— START SUPPLIED MATERIAL —

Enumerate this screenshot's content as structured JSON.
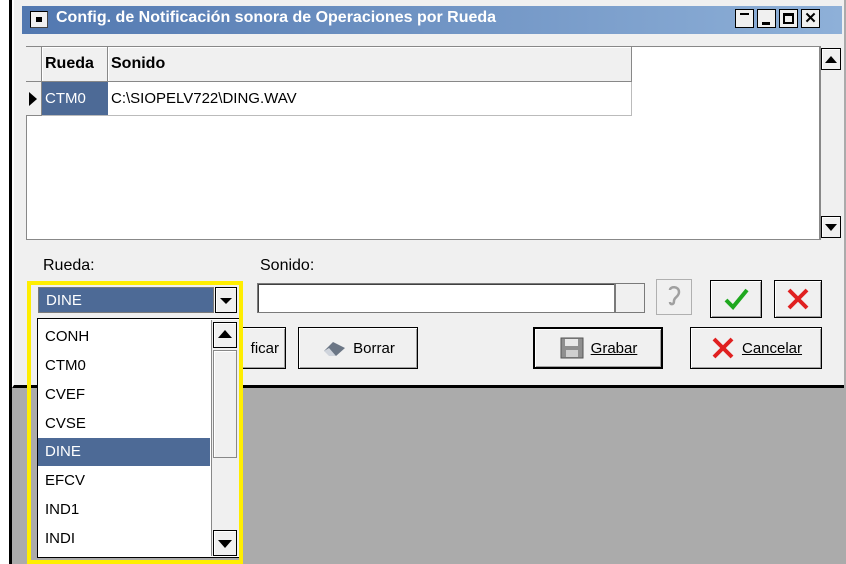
{
  "window": {
    "title": "Config. de Notificación sonora de Operaciones por Rueda",
    "title_bar_buttons": [
      "restore-icon",
      "minimize-icon",
      "maximize-icon",
      "close-icon"
    ]
  },
  "grid": {
    "columns": [
      "Rueda",
      "Sonido"
    ],
    "rows": [
      {
        "rueda": "CTM0",
        "sonido": "C:\\SIOPELV722\\DING.WAV"
      }
    ]
  },
  "form": {
    "rueda_label": "Rueda:",
    "rueda_value": "DINE",
    "sonido_label": "Sonido:",
    "sonido_value": ""
  },
  "dropdown": {
    "options": [
      "CONH",
      "CTM0",
      "CVEF",
      "CVSE",
      "DINE",
      "EFCV",
      "IND1",
      "INDI"
    ],
    "selected": "DINE"
  },
  "buttons": {
    "modificar_partial": "ficar",
    "borrar": "Borrar",
    "grabar": "Grabar",
    "cancelar": "Cancelar"
  },
  "colors": {
    "titlebar_start": "#5278b0",
    "selection": "#4d6a96",
    "highlight": "#ffee00",
    "confirm_green": "#1fa81f",
    "cancel_red": "#e02020"
  }
}
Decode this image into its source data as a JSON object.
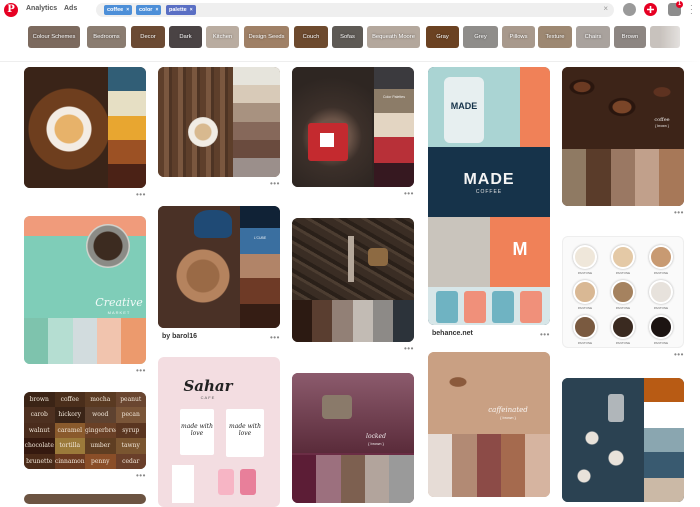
{
  "header": {
    "logo": "P",
    "nav": [
      "Analytics",
      "Ads"
    ],
    "search_chips": [
      "coffee",
      "color",
      "palette"
    ],
    "chip_close": "×",
    "clear": "×",
    "notifications_count": "1"
  },
  "guides": [
    "Colour Schemes",
    "Bedrooms",
    "Decor",
    "Dark",
    "Kitchen",
    "Design Seeds",
    "Couch",
    "Sofas",
    "Bequeath Moore",
    "Gray",
    "Grey",
    "Pillows",
    "Texture",
    "Chairs",
    "Brown"
  ],
  "pins": {
    "c3_title": "MADE",
    "c3_sub": "COFFEE",
    "c3_source": "behance.net",
    "c1_author": "by barol16",
    "c0_creative": "Creative",
    "c0_creative_sub": "MARKET",
    "c1_sahar": "Sahar",
    "c1_sahar_sub": "CAFE",
    "c1_made_with": "made with love",
    "c2_locked": "locked",
    "c2_locked_sub": "{ brown }",
    "c3_caffeinated": "caffeinated",
    "c3_caffeinated_sub": "{ brown }",
    "c4_coffee": "coffee",
    "c4_coffee_sub": "{ brown }",
    "c1_lcube": "L'CUBE",
    "c2_top_text": "Color Palettes",
    "c0_words": [
      [
        "brown",
        "coffee",
        "mocha",
        "peanut"
      ],
      [
        "carob",
        "hickory",
        "wood",
        "pecan"
      ],
      [
        "walnut",
        "caramel",
        "gingerbread",
        "syrup"
      ],
      [
        "chocolate",
        "tortilla",
        "umber",
        "tawny"
      ],
      [
        "brunette",
        "cinnamon",
        "penny",
        "cedar"
      ]
    ],
    "pantone_label": "PANTONE",
    "dots": "•••"
  },
  "colors": {
    "brand": "#e60023",
    "chip": "#4d8fd8"
  }
}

— END SUPPLIED MATERIAL —

* _EXERCISE DIRECTIONS_
What is the number of lines holding the word "DINE"? State it alone.

* _CORRECT RESPONSE_
3